▸ **TASK GOAL**: All the records that follow need to be reproduced exactly. Omit the images.

▸ **EXCERPTED RECORDS**:
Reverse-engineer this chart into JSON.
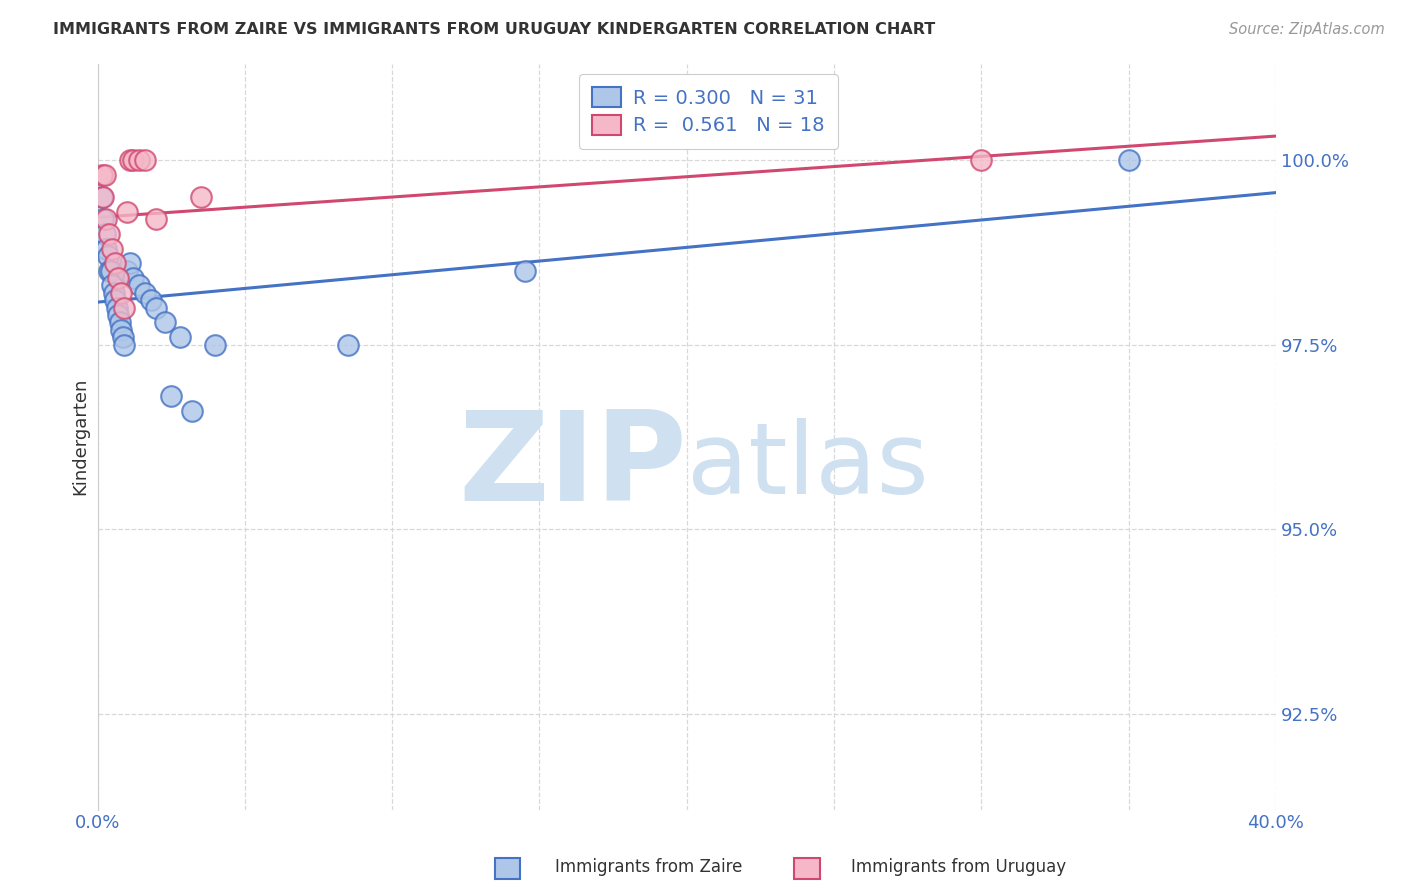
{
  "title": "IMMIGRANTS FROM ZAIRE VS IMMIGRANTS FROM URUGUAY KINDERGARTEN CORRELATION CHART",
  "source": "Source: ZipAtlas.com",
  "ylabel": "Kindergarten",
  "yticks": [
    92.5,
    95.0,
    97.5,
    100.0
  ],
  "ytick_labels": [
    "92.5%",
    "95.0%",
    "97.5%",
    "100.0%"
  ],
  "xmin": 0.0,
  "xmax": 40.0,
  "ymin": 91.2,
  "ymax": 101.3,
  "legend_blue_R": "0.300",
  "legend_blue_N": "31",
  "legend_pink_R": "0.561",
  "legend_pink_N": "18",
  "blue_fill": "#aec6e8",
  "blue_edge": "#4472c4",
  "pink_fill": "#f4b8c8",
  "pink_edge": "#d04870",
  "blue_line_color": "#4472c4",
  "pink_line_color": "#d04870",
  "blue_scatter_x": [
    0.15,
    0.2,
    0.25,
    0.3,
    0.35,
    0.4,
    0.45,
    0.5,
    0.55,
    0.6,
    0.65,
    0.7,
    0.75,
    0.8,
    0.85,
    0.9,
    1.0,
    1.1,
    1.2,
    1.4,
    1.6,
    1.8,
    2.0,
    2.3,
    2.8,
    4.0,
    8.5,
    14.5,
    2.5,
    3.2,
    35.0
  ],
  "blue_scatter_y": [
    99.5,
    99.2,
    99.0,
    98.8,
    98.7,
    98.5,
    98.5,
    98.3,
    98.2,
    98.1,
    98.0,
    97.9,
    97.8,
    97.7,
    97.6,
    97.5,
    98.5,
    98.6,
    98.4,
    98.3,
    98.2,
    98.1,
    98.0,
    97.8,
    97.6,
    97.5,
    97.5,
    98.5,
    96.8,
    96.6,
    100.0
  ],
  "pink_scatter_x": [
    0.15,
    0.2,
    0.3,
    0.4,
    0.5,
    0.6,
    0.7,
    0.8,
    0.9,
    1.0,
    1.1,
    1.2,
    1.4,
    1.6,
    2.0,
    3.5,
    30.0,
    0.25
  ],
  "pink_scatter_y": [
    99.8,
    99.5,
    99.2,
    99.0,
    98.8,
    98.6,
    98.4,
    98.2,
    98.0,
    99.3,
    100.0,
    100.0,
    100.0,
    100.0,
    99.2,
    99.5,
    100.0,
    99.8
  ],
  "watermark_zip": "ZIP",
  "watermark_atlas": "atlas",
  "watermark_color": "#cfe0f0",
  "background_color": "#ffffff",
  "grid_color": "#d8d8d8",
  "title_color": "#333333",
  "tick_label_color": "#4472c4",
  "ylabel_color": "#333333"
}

▸ **WRITTEN ANSWER**:
Reverse-engineer this chart into JSON.
{
  "title": "IMMIGRANTS FROM ZAIRE VS IMMIGRANTS FROM URUGUAY KINDERGARTEN CORRELATION CHART",
  "source": "Source: ZipAtlas.com",
  "ylabel": "Kindergarten",
  "yticks": [
    92.5,
    95.0,
    97.5,
    100.0
  ],
  "ytick_labels": [
    "92.5%",
    "95.0%",
    "97.5%",
    "100.0%"
  ],
  "xmin": 0.0,
  "xmax": 40.0,
  "ymin": 91.2,
  "ymax": 101.3,
  "legend_blue_R": "0.300",
  "legend_blue_N": "31",
  "legend_pink_R": "0.561",
  "legend_pink_N": "18",
  "blue_fill": "#aec6e8",
  "blue_edge": "#4472c4",
  "pink_fill": "#f4b8c8",
  "pink_edge": "#d04870",
  "blue_line_color": "#4472c4",
  "pink_line_color": "#d04870",
  "blue_scatter_x": [
    0.15,
    0.2,
    0.25,
    0.3,
    0.35,
    0.4,
    0.45,
    0.5,
    0.55,
    0.6,
    0.65,
    0.7,
    0.75,
    0.8,
    0.85,
    0.9,
    1.0,
    1.1,
    1.2,
    1.4,
    1.6,
    1.8,
    2.0,
    2.3,
    2.8,
    4.0,
    8.5,
    14.5,
    2.5,
    3.2,
    35.0
  ],
  "blue_scatter_y": [
    99.5,
    99.2,
    99.0,
    98.8,
    98.7,
    98.5,
    98.5,
    98.3,
    98.2,
    98.1,
    98.0,
    97.9,
    97.8,
    97.7,
    97.6,
    97.5,
    98.5,
    98.6,
    98.4,
    98.3,
    98.2,
    98.1,
    98.0,
    97.8,
    97.6,
    97.5,
    97.5,
    98.5,
    96.8,
    96.6,
    100.0
  ],
  "pink_scatter_x": [
    0.15,
    0.2,
    0.3,
    0.4,
    0.5,
    0.6,
    0.7,
    0.8,
    0.9,
    1.0,
    1.1,
    1.2,
    1.4,
    1.6,
    2.0,
    3.5,
    30.0,
    0.25
  ],
  "pink_scatter_y": [
    99.8,
    99.5,
    99.2,
    99.0,
    98.8,
    98.6,
    98.4,
    98.2,
    98.0,
    99.3,
    100.0,
    100.0,
    100.0,
    100.0,
    99.2,
    99.5,
    100.0,
    99.8
  ],
  "watermark_zip": "ZIP",
  "watermark_atlas": "atlas",
  "watermark_color": "#cfe0f0",
  "background_color": "#ffffff",
  "grid_color": "#d8d8d8",
  "title_color": "#333333",
  "tick_label_color": "#4472c4",
  "ylabel_color": "#333333"
}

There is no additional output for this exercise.